Problems and tasks:
a. Can you copy the sales analysis notes word for word, starting with "What’s the distribution" and going on through "na.rm = TRUE)"?
b. Can you carry on the sales analysis notes from the point where they stop?

Page excerpt:
(begin)

Checked categories: City, Gender, Payment, etc. — all consistent.
Created time features: hour, weekday, month, day_part (Morning/Afternoon/Evening).
Added summary vars:
- price_per_item = Sales / Quantity
- spending_category (Low / Medium / High) using quantiles.
Data looks clean, no major outliers.

Step 3: Exploratory Data Analysis (EDA)

3.1 Understand Overall Sales Patterns

What’s the distribution of Sales?

ggplot(df, aes(x = Sales)) +
  geom_histogram(binwidth = 30, fill = "skyblue") +
  scale_x_continuous(labels = scales::dollar)

Which City performs best?

df %>% 
  group_by(City) %>% 
  summarise(
    avg_sales = mean(Sales, na.rm = TRUE)
  ) %>%
  slice_max(avg_sales)

How does Payment method vary?

ggplot(df, aes(x = Payment, fill = Payment)) +
  geom_bar()

Goal	What you want to do	Correct Syntax
Use a fixed color (e.g., all bars red)	Not based on data	`geom_bar(fill = "red")`
Color based on a data variable (e.g., fill bars by `Payment`)	Based on a column in your data	`aes(fill = Payment)` inside `ggplot()`

3.2 Product & Customer Insights

Which product_line earns the most revenue?

(end)

Data records:
(begin)

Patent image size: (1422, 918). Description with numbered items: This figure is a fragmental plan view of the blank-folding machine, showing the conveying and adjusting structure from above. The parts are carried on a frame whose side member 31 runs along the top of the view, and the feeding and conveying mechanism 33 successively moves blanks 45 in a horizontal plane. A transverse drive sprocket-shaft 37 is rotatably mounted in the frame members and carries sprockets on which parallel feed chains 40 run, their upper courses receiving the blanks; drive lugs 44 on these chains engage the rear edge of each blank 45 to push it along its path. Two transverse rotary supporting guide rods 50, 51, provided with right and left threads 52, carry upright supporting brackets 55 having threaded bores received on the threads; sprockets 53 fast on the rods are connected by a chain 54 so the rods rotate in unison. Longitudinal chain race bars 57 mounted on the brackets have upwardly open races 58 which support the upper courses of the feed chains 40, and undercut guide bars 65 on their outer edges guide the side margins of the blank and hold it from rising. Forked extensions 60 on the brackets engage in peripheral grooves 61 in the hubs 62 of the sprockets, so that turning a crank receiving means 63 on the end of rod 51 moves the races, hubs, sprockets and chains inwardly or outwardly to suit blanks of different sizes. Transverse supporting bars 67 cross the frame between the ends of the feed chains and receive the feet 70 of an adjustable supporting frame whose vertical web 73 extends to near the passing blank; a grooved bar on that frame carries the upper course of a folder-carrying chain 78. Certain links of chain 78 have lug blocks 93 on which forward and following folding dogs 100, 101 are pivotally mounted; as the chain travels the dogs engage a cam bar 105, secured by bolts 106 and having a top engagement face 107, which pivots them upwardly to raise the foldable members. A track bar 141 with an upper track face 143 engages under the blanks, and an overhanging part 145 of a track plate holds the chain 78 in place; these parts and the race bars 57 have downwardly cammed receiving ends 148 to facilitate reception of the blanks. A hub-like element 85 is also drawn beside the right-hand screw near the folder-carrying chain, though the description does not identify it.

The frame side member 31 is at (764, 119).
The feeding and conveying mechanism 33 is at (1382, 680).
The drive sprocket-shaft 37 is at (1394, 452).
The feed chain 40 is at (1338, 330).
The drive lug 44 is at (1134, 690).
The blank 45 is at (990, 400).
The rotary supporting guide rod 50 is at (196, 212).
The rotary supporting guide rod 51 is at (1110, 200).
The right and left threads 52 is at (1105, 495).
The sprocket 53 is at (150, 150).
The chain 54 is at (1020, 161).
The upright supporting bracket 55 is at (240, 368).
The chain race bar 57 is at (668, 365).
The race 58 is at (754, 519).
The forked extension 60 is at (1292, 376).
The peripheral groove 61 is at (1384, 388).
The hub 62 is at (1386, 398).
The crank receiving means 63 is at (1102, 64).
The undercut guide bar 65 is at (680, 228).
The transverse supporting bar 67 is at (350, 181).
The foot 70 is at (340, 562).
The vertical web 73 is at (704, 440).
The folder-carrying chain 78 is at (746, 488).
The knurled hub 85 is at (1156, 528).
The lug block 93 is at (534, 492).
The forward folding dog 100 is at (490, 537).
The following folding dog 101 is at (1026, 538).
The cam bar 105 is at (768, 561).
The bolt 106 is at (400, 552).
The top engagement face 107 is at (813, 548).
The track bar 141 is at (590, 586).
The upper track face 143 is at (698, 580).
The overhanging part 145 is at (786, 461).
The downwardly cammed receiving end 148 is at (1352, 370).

(end)

Results by task:
a.
What’s the distribution of Sales?

ggplot(df, aes(x = Sales)) +
  geom_histogram(binwidth = 30, fill = "skyblue") +
  scale_x_continuous(labels = scales::dollar)

Which City performs best?

df %>% 
  group_by(City) %>% 
  summarise(
    avg_sales = mean(Sales, na.rm = TRUE)

b.
df %>% 
  group_by(`Product line`) %>% 
  summarise(
    total_sales = sum(Sales)
  ) %>%
  ggplot(aes(x = reorder(`Product line`, total_sales),y = total_sales)) +
  geom_col() +
  theme(axis.text.x = element_text(angle = 45,hjust=1))

Are there differences by gender ?

df %>% 
  group_by(Gender) %>% 
  summarise(
    avg_sales = mean(Sales, na.rm = TRUE)
  ) %>% 
  ggplot(aes(x = Gender,y = avg_sales)) +
  geom_bar(stat = "identity")+
  scale_y_continuous(labels = scales::dollar) +
  labs(title = "Average Sales by Gender", y = "Avg Sales", x = NULL) +
  theme_minimal()

What’s the relationship between Quantity and Sales?

ggplot(df, aes(x = Quantity, y = Sales)) +
  geom_smooth()

3.3 Time Trends

Which day_part or hour has higher sales?

df %>% 
  group_by(day_part) %>% 
  summarise(
    avg_sales = mean(Sales, na.rm = TRUE)
  ) %>% 
  slice_max(avg_sales)

Do weekdays affect spending?

Key Concept: geom_bar(stat = "identity")

What it expects:

It needs your data to be already summarized — one row per bar.

But in your code:

ggplot(df, aes(x = weekday, y = Sales)) +
  geom_bar(stat = "identity")

You’re passing the full dataset (df) — not grouped yet.

So R tries to draw one bar per row, and uses the Sales in each row → this gives chaotic results or duplicates.

The Fix: summarise before plotting

Here’s the correct approach: Pasted image 20250611115842.png

df %>%
  group_by(weekday) %>%
  summarise(total_sales = sum(Sales)) %>%
  ggplot(aes(x = weekday, y = total_sales)) +
  geom_col() +
  theme(axis.text.x = element_text(angle = 45,hjust=1))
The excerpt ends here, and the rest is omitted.